**Work required:** Scan the data below for the string "threshold". Copy every line where it appears.

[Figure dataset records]
↓↓↓

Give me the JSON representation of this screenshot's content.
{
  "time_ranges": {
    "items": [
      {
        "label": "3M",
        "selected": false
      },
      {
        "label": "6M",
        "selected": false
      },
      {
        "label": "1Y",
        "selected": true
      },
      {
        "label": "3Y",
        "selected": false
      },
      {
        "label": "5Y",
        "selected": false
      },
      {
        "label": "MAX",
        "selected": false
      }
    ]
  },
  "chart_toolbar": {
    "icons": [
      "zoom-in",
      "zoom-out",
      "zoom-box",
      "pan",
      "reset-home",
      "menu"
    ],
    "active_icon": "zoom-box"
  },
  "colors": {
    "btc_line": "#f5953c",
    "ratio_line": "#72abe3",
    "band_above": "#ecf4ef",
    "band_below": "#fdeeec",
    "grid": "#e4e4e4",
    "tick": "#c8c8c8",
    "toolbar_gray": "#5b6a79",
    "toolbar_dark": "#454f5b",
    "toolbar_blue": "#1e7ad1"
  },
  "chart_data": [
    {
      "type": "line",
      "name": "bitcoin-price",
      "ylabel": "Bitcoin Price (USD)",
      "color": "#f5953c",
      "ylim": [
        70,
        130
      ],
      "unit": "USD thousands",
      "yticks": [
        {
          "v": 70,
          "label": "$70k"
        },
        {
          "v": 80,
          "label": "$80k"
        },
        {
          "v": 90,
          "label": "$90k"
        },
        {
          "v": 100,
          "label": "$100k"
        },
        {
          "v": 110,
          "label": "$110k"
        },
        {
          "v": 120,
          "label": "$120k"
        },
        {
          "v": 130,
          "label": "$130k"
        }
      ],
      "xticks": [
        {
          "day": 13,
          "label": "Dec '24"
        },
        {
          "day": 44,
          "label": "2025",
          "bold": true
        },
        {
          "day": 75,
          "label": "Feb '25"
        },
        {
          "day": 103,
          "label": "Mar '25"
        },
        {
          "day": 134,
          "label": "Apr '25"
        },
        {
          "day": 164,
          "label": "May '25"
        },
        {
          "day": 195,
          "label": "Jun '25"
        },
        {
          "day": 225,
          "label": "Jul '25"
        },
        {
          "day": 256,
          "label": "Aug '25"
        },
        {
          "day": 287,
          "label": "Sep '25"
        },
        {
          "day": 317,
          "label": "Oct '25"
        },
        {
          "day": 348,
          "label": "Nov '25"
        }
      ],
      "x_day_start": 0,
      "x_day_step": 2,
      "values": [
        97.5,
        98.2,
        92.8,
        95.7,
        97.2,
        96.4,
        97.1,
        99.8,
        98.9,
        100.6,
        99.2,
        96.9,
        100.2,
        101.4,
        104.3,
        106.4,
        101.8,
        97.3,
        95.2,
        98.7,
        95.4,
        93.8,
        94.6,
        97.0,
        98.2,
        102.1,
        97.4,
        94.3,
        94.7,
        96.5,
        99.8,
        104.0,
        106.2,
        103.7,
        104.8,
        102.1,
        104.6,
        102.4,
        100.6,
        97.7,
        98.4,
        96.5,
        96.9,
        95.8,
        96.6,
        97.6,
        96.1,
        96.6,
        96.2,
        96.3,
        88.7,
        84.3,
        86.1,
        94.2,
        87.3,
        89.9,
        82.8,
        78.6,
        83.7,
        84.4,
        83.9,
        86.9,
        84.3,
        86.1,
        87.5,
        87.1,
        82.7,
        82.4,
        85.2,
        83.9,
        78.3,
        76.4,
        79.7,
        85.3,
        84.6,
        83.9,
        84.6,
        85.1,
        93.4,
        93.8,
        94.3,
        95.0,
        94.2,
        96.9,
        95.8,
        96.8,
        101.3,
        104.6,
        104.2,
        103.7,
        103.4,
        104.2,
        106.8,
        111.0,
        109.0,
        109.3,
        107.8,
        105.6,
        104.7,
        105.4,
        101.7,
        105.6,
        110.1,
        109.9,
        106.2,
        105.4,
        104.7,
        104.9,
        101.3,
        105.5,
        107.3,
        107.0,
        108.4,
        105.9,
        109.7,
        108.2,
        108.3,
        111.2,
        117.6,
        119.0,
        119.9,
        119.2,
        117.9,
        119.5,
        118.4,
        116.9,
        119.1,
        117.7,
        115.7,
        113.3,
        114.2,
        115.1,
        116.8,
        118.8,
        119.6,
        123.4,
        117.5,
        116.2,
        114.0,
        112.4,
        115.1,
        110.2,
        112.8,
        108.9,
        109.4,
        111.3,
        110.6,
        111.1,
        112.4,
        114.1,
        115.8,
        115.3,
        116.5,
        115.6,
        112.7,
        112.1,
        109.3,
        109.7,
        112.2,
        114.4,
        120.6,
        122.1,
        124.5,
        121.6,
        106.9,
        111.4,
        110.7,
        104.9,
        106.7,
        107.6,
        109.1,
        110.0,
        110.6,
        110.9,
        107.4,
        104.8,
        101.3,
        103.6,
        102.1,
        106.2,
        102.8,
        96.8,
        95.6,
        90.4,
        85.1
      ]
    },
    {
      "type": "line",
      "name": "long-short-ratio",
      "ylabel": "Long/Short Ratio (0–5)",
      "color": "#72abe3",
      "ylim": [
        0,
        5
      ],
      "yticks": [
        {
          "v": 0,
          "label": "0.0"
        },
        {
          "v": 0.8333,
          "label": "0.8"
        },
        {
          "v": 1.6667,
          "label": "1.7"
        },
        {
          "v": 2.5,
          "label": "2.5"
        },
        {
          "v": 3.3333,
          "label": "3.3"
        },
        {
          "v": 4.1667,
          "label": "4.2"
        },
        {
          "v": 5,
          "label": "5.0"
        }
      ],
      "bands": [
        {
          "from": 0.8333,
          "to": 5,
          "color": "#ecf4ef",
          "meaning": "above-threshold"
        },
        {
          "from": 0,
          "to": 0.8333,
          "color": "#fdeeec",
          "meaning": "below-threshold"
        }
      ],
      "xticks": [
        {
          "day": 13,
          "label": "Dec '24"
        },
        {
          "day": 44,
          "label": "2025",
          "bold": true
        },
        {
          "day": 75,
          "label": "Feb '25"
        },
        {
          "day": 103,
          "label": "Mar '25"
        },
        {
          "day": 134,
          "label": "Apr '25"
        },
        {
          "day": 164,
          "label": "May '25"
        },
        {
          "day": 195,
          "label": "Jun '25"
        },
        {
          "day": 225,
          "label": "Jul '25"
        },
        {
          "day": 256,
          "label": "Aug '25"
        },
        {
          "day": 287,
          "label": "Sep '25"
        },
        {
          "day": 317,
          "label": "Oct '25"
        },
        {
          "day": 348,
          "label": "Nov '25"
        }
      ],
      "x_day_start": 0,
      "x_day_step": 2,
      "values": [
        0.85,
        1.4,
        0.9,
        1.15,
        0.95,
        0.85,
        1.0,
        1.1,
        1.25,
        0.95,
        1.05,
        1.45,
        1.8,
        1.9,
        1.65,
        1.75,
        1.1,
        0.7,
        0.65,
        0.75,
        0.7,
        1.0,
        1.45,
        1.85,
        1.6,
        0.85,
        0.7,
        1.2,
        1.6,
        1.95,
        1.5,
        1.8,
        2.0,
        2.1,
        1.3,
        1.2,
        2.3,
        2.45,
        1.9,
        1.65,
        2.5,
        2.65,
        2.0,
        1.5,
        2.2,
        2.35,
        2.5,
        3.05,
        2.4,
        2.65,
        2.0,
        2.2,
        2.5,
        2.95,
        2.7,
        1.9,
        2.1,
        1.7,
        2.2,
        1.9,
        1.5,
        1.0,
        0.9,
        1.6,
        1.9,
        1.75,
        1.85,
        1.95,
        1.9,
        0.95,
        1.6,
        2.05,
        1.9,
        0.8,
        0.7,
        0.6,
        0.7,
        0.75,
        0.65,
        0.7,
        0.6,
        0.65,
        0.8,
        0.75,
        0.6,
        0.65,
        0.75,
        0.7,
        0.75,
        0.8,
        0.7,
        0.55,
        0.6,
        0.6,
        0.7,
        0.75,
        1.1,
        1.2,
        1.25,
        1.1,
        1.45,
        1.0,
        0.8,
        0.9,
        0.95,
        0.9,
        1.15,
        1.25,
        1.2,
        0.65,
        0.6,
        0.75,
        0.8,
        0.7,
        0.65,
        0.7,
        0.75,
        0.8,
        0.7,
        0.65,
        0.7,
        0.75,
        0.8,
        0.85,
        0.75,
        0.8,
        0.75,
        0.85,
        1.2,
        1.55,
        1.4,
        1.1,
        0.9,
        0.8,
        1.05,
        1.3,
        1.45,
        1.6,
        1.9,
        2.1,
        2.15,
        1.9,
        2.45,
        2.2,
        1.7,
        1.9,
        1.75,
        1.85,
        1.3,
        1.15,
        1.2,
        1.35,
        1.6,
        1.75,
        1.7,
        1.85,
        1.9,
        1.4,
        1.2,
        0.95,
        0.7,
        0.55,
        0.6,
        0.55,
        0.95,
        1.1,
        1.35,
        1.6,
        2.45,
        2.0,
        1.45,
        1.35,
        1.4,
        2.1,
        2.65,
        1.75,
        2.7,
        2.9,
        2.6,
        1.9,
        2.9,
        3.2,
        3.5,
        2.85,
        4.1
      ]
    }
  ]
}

↑↑↑

**Full response:**
          "meaning": "above-threshold"
          "meaning": "below-threshold"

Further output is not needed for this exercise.